[Extracted data entries]

---+---

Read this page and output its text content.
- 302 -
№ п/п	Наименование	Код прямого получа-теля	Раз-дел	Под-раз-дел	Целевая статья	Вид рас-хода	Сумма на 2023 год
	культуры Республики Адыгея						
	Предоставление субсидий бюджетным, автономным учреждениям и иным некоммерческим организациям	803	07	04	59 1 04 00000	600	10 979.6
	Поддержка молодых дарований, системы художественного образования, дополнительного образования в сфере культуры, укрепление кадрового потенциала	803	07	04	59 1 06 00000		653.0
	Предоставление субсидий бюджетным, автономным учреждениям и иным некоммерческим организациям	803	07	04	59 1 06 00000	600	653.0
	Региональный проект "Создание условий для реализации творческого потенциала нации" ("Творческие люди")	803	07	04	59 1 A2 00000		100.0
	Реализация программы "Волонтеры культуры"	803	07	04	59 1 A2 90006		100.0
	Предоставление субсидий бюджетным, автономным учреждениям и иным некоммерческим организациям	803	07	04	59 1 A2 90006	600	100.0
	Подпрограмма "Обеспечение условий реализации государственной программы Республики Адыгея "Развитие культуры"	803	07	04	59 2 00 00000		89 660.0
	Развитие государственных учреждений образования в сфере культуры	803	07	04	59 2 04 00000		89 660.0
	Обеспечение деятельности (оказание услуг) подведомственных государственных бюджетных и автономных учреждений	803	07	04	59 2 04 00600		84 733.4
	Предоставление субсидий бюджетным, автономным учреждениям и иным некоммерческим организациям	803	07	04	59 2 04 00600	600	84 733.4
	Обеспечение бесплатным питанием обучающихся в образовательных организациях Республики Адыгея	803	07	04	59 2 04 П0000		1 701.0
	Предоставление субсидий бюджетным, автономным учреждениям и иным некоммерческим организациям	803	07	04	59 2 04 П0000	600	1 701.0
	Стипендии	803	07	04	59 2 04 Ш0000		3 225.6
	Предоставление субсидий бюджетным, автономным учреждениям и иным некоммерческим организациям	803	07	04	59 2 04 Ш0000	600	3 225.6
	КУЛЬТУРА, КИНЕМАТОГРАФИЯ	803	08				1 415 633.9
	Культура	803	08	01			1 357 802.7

---+---

- _Objective_: Reproduce all the records precisely.

- _Final result_:
Read this page and output its text content.
- 302 -
№ п/п	Наименование	Код прямого получа-теля	Раз-дел	Под-раз-дел	Целевая статья	Вид рас-хода	Сумма на 2023 год
	культуры Республики Адыгея						
	Предоставление субсидий бюджетным, автономным учреждениям и иным некоммерческим организациям	803	07	04	59 1 04 00000	600	10 979.6
	Поддержка молодых дарований, системы художественного образования, дополнительного образования в сфере культуры, укрепление кадрового потенциала	803	07	04	59 1 06 00000		653.0
	Предоставление субсидий бюджетным, автономным учреждениям и иным некоммерческим организациям	803	07	04	59 1 06 00000	600	653.0
	Региональный проект "Создание условий для реализации творческого потенциала нации" ("Творческие люди")	803	07	04	59 1 A2 00000		100.0
	Реализация программы "Волонтеры культуры"	803	07	04	59 1 A2 90006		100.0
	Предоставление субсидий бюджетным, автономным учреждениям и иным некоммерческим организациям	803	07	04	59 1 A2 90006	600	100.0
	Подпрограмма "Обеспечение условий реализации государственной программы Республики Адыгея "Развитие культуры"	803	07	04	59 2 00 00000		89 660.0
	Развитие государственных учреждений образования в сфере культуры	803	07	04	59 2 04 00000		89 660.0
	Обеспечение деятельности (оказание услуг) подведомственных государственных бюджетных и автономных учреждений	803	07	04	59 2 04 00600		84 733.4
	Предоставление субсидий бюджетным, автономным учреждениям и иным некоммерческим организациям	803	07	04	59 2 04 00600	600	84 733.4
	Обеспечение бесплатным питанием обучающихся в образовательных организациях Республики Адыгея	803	07	04	59 2 04 П0000		1 701.0
	Предоставление субсидий бюджетным, автономным учреждениям и иным некоммерческим организациям	803	07	04	59 2 04 П0000	600	1 701.0
	Стипендии	803	07	04	59 2 04 Ш0000		3 225.6
	Предоставление субсидий бюджетным, автономным учреждениям и иным некоммерческим организациям	803	07	04	59 2 04 Ш0000	600	3 225.6
	КУЛЬТУРА, КИНЕМАТОГРАФИЯ	803	08				1 415 633.9
	Культура	803	08	01			1 357 802.7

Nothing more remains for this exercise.